### MATERIAL SHOWN
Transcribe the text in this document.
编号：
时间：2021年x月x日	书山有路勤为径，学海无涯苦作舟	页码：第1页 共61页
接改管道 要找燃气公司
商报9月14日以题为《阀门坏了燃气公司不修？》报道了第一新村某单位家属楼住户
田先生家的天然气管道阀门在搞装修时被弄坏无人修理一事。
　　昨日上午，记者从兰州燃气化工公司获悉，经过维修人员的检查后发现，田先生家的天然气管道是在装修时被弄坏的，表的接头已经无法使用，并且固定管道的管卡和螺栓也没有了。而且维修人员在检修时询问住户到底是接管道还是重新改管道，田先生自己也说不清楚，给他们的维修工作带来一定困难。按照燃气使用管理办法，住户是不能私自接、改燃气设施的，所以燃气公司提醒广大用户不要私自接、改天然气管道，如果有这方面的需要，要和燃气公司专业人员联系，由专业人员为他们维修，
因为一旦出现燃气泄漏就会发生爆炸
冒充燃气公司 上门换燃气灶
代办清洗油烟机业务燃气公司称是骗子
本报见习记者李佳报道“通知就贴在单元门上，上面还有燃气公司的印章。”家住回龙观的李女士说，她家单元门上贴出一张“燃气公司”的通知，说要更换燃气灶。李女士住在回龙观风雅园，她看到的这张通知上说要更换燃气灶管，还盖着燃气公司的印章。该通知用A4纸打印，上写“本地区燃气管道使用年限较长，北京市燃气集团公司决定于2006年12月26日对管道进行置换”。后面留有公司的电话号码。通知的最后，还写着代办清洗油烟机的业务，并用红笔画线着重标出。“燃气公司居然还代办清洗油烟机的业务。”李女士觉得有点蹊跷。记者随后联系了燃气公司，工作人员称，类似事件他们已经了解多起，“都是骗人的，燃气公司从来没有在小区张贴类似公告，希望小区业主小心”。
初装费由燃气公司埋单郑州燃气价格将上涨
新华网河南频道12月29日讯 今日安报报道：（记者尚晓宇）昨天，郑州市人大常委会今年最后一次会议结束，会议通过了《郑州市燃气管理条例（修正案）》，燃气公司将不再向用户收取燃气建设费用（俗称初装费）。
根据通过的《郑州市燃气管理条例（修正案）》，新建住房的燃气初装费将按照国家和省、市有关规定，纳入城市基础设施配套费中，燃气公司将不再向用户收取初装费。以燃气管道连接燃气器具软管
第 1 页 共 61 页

### TASK BRIEF
Copy out all lines where the word "郑州市燃气管理条例" appears.

### RESPONSE TO THIS TASK
新华网河南频道12月29日讯 今日安报报道：（记者尚晓宇）昨天，郑州市人大常委会今年最后一次会议结束，会议通过了《郑州市燃气管理条例（修正案）》，燃气公司将不再向用户收取燃气建设费用（俗称初装费）。
根据通过的《郑州市燃气管理条例（修正案）》，新建住房的燃气初装费将按照国家和省、市有关规定，纳入城市基础设施配套费中，燃气公司将不再向用户收取初装费。以燃气管道连接燃气器具软管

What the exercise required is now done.